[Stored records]
[start]
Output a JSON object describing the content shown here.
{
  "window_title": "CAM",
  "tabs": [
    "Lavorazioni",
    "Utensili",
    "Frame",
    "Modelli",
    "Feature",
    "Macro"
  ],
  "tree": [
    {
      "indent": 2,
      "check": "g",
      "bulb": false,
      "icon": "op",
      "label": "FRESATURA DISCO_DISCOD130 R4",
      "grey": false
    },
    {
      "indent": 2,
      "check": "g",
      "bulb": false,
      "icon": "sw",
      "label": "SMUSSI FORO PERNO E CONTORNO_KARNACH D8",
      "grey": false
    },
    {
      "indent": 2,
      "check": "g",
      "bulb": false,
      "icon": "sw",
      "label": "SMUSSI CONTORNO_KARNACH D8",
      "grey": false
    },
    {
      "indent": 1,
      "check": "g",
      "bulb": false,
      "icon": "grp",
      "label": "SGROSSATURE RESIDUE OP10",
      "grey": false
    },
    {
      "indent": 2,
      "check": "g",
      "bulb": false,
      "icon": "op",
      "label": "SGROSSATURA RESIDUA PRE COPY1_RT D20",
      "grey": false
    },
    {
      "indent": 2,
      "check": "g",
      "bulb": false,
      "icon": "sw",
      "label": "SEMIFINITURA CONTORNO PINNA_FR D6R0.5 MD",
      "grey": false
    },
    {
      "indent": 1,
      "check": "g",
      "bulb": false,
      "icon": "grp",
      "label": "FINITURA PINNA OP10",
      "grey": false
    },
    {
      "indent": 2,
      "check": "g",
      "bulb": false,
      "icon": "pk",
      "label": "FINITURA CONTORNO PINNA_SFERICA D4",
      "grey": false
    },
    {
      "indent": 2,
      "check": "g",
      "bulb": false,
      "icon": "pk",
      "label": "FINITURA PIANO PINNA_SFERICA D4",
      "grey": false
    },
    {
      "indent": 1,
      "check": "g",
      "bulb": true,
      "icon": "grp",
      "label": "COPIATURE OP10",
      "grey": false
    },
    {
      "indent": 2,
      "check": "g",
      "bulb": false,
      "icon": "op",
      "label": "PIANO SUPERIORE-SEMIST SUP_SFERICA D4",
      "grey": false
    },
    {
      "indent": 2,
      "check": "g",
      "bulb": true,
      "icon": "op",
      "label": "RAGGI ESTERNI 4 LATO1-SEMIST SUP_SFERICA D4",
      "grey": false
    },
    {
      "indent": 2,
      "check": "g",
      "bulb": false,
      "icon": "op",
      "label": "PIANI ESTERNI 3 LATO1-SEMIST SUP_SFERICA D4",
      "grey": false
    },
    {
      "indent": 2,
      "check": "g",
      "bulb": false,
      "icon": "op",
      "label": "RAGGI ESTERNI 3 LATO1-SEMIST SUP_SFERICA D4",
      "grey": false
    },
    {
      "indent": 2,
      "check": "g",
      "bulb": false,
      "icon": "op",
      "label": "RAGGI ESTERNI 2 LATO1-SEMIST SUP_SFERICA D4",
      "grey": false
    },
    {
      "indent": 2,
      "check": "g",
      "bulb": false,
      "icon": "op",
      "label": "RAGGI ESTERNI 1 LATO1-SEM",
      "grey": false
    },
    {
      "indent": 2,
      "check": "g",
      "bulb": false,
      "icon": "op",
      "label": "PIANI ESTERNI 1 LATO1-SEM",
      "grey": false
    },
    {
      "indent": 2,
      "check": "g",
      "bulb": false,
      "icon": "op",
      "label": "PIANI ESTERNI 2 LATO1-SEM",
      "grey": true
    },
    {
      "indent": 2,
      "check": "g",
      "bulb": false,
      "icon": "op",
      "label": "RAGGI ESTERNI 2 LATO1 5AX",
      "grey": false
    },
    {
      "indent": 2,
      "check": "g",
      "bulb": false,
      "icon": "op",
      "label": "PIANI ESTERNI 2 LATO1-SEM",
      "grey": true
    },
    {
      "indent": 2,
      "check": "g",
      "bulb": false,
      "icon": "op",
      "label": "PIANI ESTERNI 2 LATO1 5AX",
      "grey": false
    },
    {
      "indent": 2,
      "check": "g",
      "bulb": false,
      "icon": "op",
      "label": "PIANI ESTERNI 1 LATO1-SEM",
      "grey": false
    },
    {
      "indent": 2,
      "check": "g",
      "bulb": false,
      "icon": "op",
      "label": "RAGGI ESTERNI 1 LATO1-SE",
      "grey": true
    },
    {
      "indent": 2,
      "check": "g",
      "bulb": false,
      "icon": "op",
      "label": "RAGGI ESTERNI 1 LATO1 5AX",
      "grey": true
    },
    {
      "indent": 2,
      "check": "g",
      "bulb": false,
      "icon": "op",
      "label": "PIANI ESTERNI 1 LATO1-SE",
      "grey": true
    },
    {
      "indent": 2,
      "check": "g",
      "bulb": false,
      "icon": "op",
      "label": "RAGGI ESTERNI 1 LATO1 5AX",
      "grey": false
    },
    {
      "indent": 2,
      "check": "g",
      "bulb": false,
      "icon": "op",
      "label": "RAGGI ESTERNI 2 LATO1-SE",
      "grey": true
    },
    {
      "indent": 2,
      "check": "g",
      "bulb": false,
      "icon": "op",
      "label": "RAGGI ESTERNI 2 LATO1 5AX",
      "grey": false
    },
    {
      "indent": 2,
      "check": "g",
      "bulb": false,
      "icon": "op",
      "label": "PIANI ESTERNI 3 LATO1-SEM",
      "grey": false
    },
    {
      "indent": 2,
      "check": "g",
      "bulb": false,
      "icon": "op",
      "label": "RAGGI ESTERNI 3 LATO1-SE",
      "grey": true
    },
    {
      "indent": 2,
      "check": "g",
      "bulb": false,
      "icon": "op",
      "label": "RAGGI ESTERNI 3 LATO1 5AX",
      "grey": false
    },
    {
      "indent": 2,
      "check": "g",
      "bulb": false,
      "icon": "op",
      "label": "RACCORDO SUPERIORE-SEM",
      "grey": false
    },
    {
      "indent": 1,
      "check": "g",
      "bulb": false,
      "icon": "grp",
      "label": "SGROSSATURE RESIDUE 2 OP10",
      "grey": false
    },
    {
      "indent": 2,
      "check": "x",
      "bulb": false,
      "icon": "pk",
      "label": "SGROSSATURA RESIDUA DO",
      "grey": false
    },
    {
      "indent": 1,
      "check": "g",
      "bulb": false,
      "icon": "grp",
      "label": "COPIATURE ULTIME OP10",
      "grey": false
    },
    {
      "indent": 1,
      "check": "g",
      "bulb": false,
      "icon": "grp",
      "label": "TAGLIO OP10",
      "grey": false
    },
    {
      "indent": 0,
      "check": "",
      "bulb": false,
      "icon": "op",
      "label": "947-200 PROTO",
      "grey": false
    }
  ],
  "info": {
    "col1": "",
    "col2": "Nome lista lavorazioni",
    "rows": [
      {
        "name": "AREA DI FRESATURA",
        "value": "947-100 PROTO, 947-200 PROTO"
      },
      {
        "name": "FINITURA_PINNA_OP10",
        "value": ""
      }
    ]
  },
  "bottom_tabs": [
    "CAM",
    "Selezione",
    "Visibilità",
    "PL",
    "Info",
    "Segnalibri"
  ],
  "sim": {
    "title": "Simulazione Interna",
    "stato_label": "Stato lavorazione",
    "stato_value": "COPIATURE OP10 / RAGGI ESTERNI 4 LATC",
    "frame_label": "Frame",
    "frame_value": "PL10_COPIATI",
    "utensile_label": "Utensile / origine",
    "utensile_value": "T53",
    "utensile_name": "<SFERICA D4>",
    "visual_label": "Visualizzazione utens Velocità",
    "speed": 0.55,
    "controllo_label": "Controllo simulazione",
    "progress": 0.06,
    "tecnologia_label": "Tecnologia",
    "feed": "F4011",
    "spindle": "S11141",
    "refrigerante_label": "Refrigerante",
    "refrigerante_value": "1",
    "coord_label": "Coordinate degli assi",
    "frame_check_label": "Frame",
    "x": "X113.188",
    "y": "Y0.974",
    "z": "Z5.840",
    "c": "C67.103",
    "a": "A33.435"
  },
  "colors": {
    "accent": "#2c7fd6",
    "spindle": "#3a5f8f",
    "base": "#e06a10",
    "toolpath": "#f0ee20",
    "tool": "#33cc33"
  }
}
[end]
AIM OF THE EXERCISE
Which lines of the data include "SGROSSATURA"? Copy each of them.

RESULT BELOW
      "label": "SGROSSATURA RESIDUA PRE COPY1_RT D20",
      "label": "SGROSSATURA RESIDUA DO",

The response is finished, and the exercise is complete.